Nos quatro anos de Jair Bolsonaro, a segurança pública esteve no centro do discurso político, mas sem resultados estruturais:

  • Homicídios: os assassinatos caíram levemente em 2019 e 2020, mas voltaram a subir em 2022, ultrapassando 47 mil mortes, após ficarem em torno de 41 mil nos anos anteriores (Fórum Brasileiro de Segurança Pública).

  • Expansão das facções: o PCC e o Comando Vermelho ampliaram o domínio em estados do Norte e Nordeste, aproveitando a ausência de coordenação federal e a fragilidade das polícias locais.

  • Amazônia e fronteiras: houve recorde de garimpo ilegal e aumento da violência em regiões de fronteira, associada ao tráfico internacional de drogas e armas.

  • Armas de fogo: o número de registros de CACs (colecionadores, atiradores e caçadores) explodiu de 117 mil em 2018 para mais de 700 mil em 2022. Apesar do crescimento, não houve redução consistente da criminalidade.

  • Violência em escolas: 2022 foi marcado por uma onda de ataques violentos em instituições de ensino, alimentada por discursos de ódio e radicalização online.

Em resumo, Bolsonaro reforçou o discurso punitivista, mas não deixou um legado de redução estrutural da criminalidade.

Acima, o comparativo de homicídios no Brasil entre os governos Bolsonaro (2019–2022) e Lula (2023–2024), pronto para uso em web e redes sociais
Acima, o comparativo de homicídios no Brasil entre os governos Bolsonaro (2019–2022) e Lula (2023–2024), pronto para uso em web e redes sociais

Os primeiros dois anos de Lula (2023–2024)

O governo Lula adota uma linha distinta, combinando políticas sociais e repressivas:

  • Homicídios: entre 2023 e 2024, houve queda de 7% em relação a 2022, mantendo os números abaixo de 44 mil (FBSP).

:::::

• **O QUE SE ESPERA**: Copie do texto sobre segurança pública o trecho que começa em "Nos quatro anos" e segue até "de Segurança Pública).".

Dados de segmentação de página:
:::::

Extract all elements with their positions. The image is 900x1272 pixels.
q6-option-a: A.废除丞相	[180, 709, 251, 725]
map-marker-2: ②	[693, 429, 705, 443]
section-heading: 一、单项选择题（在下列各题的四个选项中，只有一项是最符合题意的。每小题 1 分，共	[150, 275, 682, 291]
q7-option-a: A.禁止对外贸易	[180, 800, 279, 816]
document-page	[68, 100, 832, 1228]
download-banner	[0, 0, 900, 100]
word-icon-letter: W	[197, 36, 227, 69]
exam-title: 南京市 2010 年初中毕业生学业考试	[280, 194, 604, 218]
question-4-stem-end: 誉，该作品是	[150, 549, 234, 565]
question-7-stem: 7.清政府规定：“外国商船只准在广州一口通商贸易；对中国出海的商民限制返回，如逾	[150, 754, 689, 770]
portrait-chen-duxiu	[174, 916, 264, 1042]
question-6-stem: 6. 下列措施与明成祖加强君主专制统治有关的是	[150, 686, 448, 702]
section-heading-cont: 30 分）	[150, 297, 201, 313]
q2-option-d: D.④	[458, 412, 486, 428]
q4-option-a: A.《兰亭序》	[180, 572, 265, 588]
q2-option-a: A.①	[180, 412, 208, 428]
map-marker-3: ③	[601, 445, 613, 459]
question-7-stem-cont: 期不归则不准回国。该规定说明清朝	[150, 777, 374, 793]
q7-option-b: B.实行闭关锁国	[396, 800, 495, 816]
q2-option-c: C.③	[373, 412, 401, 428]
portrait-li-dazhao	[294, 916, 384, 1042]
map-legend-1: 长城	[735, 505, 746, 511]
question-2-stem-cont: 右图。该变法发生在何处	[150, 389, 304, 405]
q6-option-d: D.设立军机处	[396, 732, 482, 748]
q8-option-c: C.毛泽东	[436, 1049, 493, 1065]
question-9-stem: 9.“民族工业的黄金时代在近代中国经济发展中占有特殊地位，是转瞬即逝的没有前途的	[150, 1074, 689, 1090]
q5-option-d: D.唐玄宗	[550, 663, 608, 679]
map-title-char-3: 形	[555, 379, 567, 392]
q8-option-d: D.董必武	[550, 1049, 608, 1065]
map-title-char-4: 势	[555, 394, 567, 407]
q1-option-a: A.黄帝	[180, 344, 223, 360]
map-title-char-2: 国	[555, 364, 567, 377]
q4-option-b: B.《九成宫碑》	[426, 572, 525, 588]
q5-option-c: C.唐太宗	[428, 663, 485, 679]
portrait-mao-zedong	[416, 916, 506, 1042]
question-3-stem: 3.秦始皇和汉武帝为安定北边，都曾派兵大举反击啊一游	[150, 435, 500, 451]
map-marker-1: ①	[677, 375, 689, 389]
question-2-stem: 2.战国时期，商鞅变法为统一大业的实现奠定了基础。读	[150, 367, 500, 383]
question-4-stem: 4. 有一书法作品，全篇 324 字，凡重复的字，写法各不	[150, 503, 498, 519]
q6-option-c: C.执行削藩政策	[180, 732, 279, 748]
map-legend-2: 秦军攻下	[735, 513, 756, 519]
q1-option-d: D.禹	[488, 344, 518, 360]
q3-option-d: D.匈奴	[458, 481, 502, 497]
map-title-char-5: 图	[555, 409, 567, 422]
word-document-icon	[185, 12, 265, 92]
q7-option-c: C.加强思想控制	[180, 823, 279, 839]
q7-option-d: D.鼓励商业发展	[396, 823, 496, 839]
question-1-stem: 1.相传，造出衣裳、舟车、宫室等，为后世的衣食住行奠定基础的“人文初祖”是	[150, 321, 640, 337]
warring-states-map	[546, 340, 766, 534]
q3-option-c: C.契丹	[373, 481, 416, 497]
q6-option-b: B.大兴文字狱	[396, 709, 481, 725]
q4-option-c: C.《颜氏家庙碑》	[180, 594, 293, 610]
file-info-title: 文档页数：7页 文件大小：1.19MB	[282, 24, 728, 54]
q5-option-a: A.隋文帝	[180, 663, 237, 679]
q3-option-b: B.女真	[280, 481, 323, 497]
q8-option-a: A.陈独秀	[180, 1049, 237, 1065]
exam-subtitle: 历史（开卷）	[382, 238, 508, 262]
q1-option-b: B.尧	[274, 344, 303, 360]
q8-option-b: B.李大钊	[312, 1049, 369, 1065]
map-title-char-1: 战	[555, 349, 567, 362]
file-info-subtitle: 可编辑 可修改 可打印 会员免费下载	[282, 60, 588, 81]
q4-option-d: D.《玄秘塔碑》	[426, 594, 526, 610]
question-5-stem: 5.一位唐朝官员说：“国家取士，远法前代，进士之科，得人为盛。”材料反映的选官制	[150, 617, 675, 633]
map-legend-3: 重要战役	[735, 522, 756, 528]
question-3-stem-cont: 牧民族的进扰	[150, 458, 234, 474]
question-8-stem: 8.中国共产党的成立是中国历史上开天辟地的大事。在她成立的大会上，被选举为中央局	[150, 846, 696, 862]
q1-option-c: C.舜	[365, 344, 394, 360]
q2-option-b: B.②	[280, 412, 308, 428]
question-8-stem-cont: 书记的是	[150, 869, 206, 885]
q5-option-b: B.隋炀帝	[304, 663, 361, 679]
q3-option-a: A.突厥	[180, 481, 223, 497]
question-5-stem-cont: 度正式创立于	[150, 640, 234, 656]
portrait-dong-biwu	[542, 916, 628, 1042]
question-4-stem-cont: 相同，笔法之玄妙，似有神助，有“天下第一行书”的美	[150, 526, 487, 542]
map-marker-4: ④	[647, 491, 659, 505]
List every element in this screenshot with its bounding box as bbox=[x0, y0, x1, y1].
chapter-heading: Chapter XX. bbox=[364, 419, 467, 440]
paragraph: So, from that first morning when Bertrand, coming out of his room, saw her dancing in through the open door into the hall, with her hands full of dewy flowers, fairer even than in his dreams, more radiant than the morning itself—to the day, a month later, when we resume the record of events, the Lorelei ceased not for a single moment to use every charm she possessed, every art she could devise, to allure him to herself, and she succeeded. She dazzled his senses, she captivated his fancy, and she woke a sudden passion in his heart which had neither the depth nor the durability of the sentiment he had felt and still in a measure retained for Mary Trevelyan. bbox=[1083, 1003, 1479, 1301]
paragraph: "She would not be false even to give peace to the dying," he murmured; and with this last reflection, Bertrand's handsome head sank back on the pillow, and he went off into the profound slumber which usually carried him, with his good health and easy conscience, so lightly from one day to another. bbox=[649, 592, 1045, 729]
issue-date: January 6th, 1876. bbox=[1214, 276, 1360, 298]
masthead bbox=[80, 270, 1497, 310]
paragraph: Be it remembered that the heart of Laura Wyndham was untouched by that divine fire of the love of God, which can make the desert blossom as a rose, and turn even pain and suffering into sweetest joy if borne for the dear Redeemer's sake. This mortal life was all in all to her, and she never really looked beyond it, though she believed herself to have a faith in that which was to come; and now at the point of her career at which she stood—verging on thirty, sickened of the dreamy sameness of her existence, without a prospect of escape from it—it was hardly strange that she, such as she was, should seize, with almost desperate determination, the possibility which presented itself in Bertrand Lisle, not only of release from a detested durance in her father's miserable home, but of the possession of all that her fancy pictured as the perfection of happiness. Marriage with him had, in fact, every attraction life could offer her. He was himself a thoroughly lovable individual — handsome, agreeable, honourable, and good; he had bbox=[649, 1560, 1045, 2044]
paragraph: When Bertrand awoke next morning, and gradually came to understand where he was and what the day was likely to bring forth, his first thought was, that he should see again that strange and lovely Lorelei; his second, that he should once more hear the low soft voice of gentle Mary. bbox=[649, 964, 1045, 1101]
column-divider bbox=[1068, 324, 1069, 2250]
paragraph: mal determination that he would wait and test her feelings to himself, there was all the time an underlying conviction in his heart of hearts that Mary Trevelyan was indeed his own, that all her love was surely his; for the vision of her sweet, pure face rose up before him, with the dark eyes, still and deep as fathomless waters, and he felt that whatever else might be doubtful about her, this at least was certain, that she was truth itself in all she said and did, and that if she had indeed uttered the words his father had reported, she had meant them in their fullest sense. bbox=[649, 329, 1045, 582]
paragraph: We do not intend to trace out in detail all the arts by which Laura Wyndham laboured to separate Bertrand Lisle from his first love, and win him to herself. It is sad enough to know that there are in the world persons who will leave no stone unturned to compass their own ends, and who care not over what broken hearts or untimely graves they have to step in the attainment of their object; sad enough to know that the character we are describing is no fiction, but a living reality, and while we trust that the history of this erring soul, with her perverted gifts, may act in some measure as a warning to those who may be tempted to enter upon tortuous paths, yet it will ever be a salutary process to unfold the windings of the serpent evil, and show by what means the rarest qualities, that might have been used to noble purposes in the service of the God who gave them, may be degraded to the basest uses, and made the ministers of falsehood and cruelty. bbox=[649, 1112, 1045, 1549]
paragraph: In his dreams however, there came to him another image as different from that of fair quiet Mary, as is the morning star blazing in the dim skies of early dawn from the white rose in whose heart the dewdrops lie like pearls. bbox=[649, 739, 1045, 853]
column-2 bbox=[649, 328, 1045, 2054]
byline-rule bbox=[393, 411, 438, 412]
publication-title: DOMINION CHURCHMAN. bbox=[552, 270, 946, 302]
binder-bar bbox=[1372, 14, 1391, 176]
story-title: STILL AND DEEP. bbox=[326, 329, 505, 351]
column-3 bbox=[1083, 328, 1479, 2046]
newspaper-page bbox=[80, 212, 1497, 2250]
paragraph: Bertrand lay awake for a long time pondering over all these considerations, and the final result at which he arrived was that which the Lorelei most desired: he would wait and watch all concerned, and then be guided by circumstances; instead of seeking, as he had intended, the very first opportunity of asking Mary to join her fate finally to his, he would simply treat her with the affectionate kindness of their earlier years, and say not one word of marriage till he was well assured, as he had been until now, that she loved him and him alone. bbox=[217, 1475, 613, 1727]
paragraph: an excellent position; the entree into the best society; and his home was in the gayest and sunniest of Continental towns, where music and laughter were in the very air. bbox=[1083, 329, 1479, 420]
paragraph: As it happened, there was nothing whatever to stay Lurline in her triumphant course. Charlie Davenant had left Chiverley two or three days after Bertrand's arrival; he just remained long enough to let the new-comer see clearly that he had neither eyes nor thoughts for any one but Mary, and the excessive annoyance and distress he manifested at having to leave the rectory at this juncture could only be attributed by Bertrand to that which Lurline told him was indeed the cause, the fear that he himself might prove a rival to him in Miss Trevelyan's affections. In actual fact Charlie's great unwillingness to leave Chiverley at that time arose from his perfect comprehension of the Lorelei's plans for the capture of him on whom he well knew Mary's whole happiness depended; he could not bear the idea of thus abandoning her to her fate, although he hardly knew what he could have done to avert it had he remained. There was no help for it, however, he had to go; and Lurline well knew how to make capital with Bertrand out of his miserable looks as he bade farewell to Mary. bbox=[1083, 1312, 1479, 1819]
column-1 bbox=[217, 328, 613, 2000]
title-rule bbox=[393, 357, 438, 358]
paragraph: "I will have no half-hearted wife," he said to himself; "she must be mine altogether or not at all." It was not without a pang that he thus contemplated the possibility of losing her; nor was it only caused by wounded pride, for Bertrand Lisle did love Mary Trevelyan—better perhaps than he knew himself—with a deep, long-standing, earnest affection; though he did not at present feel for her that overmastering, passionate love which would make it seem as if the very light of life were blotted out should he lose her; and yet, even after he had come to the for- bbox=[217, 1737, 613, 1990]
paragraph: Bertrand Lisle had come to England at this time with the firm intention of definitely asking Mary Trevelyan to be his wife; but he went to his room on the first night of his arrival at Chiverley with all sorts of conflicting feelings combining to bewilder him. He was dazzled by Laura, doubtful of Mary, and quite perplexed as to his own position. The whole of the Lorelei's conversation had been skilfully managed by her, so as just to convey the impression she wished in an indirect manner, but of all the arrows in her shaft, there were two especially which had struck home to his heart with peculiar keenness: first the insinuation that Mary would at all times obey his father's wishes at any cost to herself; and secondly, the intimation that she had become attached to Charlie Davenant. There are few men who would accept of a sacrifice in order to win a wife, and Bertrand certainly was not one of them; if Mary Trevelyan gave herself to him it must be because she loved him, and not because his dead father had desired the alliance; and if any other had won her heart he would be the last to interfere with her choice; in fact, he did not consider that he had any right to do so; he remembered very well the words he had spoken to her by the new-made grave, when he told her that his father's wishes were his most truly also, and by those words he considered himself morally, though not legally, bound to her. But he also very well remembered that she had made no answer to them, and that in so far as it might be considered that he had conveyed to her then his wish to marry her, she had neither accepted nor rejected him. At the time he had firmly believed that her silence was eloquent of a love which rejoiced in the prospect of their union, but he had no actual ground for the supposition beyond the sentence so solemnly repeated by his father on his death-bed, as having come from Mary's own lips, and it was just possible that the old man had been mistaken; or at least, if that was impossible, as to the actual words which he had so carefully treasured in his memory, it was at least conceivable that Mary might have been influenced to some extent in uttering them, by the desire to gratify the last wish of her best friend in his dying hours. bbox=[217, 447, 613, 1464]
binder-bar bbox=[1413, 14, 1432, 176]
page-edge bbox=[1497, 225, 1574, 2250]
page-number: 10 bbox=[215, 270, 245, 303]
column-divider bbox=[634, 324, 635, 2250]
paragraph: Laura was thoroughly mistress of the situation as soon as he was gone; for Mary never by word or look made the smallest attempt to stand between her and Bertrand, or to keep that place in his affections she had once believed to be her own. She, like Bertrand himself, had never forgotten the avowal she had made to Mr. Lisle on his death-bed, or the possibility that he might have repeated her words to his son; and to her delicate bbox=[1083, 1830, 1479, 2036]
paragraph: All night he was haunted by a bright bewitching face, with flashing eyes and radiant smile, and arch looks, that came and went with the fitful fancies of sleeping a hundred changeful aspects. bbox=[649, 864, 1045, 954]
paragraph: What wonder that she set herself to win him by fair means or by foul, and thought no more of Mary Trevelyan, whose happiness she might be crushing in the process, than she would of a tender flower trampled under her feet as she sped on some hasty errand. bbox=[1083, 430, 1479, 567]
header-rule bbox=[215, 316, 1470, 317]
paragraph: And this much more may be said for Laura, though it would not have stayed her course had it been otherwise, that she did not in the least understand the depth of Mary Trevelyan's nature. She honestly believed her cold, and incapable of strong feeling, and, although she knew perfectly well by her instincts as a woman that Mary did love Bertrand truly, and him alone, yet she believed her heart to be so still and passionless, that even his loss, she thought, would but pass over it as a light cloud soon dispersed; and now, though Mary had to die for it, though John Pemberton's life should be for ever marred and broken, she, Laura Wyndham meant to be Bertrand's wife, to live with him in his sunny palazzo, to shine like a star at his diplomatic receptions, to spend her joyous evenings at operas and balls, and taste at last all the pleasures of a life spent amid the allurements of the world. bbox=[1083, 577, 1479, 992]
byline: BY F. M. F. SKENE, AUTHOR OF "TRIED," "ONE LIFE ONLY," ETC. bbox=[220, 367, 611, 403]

:::::

• **RESPOSTA**:
Nos quatro anos de Jair Bolsonaro, a segurança pública esteve no centro do discurso político, mas sem resultados estruturais:

  • Homicídios: os assassinatos caíram levemente em 2019 e 2020, mas voltaram a subir em 2022, ultrapassando 47 mil mortes, após ficarem em torno de 41 mil nos anos anteriores (Fórum Brasileiro de Segurança Pública).